[Data for this task]
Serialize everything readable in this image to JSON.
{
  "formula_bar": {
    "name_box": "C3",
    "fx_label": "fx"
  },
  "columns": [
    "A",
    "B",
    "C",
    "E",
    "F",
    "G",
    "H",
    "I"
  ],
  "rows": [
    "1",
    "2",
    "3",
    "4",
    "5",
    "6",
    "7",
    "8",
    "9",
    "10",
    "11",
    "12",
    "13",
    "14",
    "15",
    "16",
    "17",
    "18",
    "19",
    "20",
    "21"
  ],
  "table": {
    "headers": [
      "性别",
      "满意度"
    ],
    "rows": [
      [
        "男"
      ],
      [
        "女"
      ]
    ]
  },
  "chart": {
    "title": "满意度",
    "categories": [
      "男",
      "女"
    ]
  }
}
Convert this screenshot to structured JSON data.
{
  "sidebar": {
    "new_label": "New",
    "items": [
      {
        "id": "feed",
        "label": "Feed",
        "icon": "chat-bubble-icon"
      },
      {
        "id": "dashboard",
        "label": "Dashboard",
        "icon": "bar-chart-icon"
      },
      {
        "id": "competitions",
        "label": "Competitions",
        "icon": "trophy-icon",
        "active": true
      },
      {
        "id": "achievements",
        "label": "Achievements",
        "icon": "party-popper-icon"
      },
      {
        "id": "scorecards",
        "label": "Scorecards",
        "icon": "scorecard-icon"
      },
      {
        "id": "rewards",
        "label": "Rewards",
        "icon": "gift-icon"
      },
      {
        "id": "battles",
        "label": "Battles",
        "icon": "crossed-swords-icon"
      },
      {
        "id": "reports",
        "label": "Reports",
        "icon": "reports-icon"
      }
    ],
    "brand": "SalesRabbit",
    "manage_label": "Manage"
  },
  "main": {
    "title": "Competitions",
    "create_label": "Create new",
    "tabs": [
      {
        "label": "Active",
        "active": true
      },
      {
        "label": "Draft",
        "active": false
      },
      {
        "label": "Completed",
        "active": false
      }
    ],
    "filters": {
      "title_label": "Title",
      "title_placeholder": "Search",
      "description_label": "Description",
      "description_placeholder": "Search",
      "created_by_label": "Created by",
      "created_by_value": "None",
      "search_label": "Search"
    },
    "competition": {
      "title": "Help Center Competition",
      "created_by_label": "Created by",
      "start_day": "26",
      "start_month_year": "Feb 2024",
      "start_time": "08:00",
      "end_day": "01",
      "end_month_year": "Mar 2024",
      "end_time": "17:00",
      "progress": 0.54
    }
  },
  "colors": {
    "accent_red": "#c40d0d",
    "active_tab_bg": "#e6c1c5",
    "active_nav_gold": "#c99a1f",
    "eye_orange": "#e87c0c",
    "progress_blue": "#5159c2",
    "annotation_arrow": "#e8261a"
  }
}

[Stated task] Repeat the material in full, exactly as it stands.

[Result of this exercise]
Serialize everything readable in this image to JSON.
{
  "formula_bar": {
    "name_box": "C3",
    "fx_label": "fx"
  },
  "columns": [
    "A",
    "B",
    "C",
    "E",
    "F",
    "G",
    "H",
    "I"
  ],
  "rows": [
    "1",
    "2",
    "3",
    "4",
    "5",
    "6",
    "7",
    "8",
    "9",
    "10",
    "11",
    "12",
    "13",
    "14",
    "15",
    "16",
    "17",
    "18",
    "19",
    "20",
    "21"
  ],
  "table": {
    "headers": [
      "性别",
      "满意度"
    ],
    "rows": [
      [
        "男"
      ],
      [
        "女"
      ]
    ]
  },
  "chart": {
    "title": "满意度",
    "categories": [
      "男",
      "女"
    ]
  }
}
Convert this screenshot to structured JSON data.
{
  "sidebar": {
    "new_label": "New",
    "items": [
      {
        "id": "feed",
        "label": "Feed",
        "icon": "chat-bubble-icon"
      },
      {
        "id": "dashboard",
        "label": "Dashboard",
        "icon": "bar-chart-icon"
      },
      {
        "id": "competitions",
        "label": "Competitions",
        "icon": "trophy-icon",
        "active": true
      },
      {
        "id": "achievements",
        "label": "Achievements",
        "icon": "party-popper-icon"
      },
      {
        "id": "scorecards",
        "label": "Scorecards",
        "icon": "scorecard-icon"
      },
      {
        "id": "rewards",
        "label": "Rewards",
        "icon": "gift-icon"
      },
      {
        "id": "battles",
        "label": "Battles",
        "icon": "crossed-swords-icon"
      },
      {
        "id": "reports",
        "label": "Reports",
        "icon": "reports-icon"
      }
    ],
    "brand": "SalesRabbit",
    "manage_label": "Manage"
  },
  "main": {
    "title": "Competitions",
    "create_label": "Create new",
    "tabs": [
      {
        "label": "Active",
        "active": true
      },
      {
        "label": "Draft",
        "active": false
      },
      {
        "label": "Completed",
        "active": false
      }
    ],
    "filters": {
      "title_label": "Title",
      "title_placeholder": "Search",
      "description_label": "Description",
      "description_placeholder": "Search",
      "created_by_label": "Created by",
      "created_by_value": "None",
      "search_label": "Search"
    },
    "competition": {
      "title": "Help Center Competition",
      "created_by_label": "Created by",
      "start_day": "26",
      "start_month_year": "Feb 2024",
      "start_time": "08:00",
      "end_day": "01",
      "end_month_year": "Mar 2024",
      "end_time": "17:00",
      "progress": 0.54
    }
  },
  "colors": {
    "accent_red": "#c40d0d",
    "active_tab_bg": "#e6c1c5",
    "active_nav_gold": "#c99a1f",
    "eye_orange": "#e87c0c",
    "progress_blue": "#5159c2",
    "annotation_arrow": "#e8261a"
  }
}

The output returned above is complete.